Objective>
Locate the line containing "Transcribe the text in this document." in the data below. Reproduce it and every following line up to the end, exactly as given.

Data to use>

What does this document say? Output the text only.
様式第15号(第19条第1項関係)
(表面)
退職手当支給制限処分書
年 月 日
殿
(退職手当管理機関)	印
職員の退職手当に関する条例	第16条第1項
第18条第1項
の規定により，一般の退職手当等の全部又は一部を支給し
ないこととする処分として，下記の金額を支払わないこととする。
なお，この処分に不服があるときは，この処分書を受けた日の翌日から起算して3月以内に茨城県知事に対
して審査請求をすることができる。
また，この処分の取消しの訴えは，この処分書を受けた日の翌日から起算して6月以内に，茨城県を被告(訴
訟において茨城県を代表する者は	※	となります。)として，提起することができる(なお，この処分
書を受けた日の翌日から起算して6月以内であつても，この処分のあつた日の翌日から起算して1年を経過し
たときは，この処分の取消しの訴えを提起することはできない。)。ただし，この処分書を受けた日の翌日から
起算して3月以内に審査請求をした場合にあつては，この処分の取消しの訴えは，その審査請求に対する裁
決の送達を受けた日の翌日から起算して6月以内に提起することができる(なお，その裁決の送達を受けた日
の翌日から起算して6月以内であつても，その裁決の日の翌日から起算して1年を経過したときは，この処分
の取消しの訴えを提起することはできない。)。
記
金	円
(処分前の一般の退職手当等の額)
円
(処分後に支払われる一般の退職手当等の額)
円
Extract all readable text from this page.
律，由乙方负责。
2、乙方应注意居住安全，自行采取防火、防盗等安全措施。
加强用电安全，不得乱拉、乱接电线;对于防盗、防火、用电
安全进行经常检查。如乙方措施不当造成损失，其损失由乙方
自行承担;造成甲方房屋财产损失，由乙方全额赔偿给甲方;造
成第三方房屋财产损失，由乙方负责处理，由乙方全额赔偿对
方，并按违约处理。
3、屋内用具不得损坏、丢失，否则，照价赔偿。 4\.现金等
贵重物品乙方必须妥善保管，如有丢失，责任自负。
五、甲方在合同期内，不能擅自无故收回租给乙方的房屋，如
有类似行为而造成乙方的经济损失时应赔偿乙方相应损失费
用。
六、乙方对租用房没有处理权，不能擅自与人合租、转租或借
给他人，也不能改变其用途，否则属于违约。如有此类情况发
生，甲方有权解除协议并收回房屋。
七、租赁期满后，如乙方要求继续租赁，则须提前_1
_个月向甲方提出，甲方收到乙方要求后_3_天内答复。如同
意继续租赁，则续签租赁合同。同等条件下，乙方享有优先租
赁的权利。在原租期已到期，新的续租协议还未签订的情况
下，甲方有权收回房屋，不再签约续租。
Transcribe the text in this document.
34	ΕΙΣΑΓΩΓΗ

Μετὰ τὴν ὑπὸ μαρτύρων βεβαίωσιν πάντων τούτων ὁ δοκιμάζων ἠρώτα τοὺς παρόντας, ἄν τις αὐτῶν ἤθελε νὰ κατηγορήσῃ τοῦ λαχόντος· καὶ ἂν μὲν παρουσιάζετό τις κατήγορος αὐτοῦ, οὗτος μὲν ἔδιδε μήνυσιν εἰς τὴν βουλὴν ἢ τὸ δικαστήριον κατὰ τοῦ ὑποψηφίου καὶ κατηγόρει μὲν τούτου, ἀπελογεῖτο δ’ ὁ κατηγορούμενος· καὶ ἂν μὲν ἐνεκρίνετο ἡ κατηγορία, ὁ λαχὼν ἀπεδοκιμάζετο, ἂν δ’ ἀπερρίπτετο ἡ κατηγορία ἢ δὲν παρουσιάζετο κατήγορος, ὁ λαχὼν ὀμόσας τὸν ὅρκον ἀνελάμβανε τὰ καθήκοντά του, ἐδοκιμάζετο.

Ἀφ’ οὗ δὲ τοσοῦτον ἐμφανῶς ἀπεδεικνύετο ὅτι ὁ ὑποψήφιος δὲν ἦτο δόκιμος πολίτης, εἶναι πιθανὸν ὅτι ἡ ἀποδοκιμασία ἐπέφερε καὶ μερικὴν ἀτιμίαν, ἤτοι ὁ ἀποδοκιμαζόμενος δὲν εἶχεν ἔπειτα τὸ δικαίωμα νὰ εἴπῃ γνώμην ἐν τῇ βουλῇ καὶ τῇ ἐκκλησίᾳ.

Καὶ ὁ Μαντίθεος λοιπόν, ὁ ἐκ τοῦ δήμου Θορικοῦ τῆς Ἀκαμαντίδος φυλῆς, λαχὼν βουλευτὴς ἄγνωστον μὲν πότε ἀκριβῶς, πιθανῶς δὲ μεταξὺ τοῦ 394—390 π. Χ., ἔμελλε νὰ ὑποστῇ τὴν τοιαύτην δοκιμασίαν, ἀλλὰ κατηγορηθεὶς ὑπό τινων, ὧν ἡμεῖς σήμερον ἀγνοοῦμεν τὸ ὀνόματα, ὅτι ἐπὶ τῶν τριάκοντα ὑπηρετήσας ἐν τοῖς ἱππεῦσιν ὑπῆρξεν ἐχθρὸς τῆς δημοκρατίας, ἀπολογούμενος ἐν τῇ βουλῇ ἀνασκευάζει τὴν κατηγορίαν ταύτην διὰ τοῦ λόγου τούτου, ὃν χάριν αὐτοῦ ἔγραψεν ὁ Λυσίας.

Correct result>
Transcribe the text in this document.
34	ΕΙΣΑΓΩΓΗ

Μετὰ τὴν ὑπὸ μαρτύρων βεβαίωσιν πάντων τούτων ὁ δοκιμάζων ἠρώτα τοὺς παρόντας, ἄν τις αὐτῶν ἤθελε νὰ κατηγορήσῃ τοῦ λαχόντος· καὶ ἂν μὲν παρουσιάζετό τις κατήγορος αὐτοῦ, οὗτος μὲν ἔδιδε μήνυσιν εἰς τὴν βουλὴν ἢ τὸ δικαστήριον κατὰ τοῦ ὑποψηφίου καὶ κατηγόρει μὲν τούτου, ἀπελογεῖτο δ’ ὁ κατηγορούμενος· καὶ ἂν μὲν ἐνεκρίνετο ἡ κατηγορία, ὁ λαχὼν ἀπεδοκιμάζετο, ἂν δ’ ἀπερρίπτετο ἡ κατηγορία ἢ δὲν παρουσιάζετο κατήγορος, ὁ λαχὼν ὀμόσας τὸν ὅρκον ἀνελάμβανε τὰ καθήκοντά του, ἐδοκιμάζετο.

Ἀφ’ οὗ δὲ τοσοῦτον ἐμφανῶς ἀπεδεικνύετο ὅτι ὁ ὑποψήφιος δὲν ἦτο δόκιμος πολίτης, εἶναι πιθανὸν ὅτι ἡ ἀποδοκιμασία ἐπέφερε καὶ μερικὴν ἀτιμίαν, ἤτοι ὁ ἀποδοκιμαζόμενος δὲν εἶχεν ἔπειτα τὸ δικαίωμα νὰ εἴπῃ γνώμην ἐν τῇ βουλῇ καὶ τῇ ἐκκλησίᾳ.

Καὶ ὁ Μαντίθεος λοιπόν, ὁ ἐκ τοῦ δήμου Θορικοῦ τῆς Ἀκαμαντίδος φυλῆς, λαχὼν βουλευτὴς ἄγνωστον μὲν πότε ἀκριβῶς, πιθανῶς δὲ μεταξὺ τοῦ 394—390 π. Χ., ἔμελλε νὰ ὑποστῇ τὴν τοιαύτην δοκιμασίαν, ἀλλὰ κατηγορηθεὶς ὑπό τινων, ὧν ἡμεῖς σήμερον ἀγνοοῦμεν τὸ ὀνόματα, ὅτι ἐπὶ τῶν τριάκοντα ὑπηρετήσας ἐν τοῖς ἱππεῦσιν ὑπῆρξεν ἐχθρὸς τῆς δημοκρατίας, ἀπολογούμενος ἐν τῇ βουλῇ ἀνασκευάζει τὴν κατηγορίαν ταύτην διὰ τοῦ λόγου τούτου, ὃν χάριν αὐτοῦ ἔγραψεν ὁ Λυσίας.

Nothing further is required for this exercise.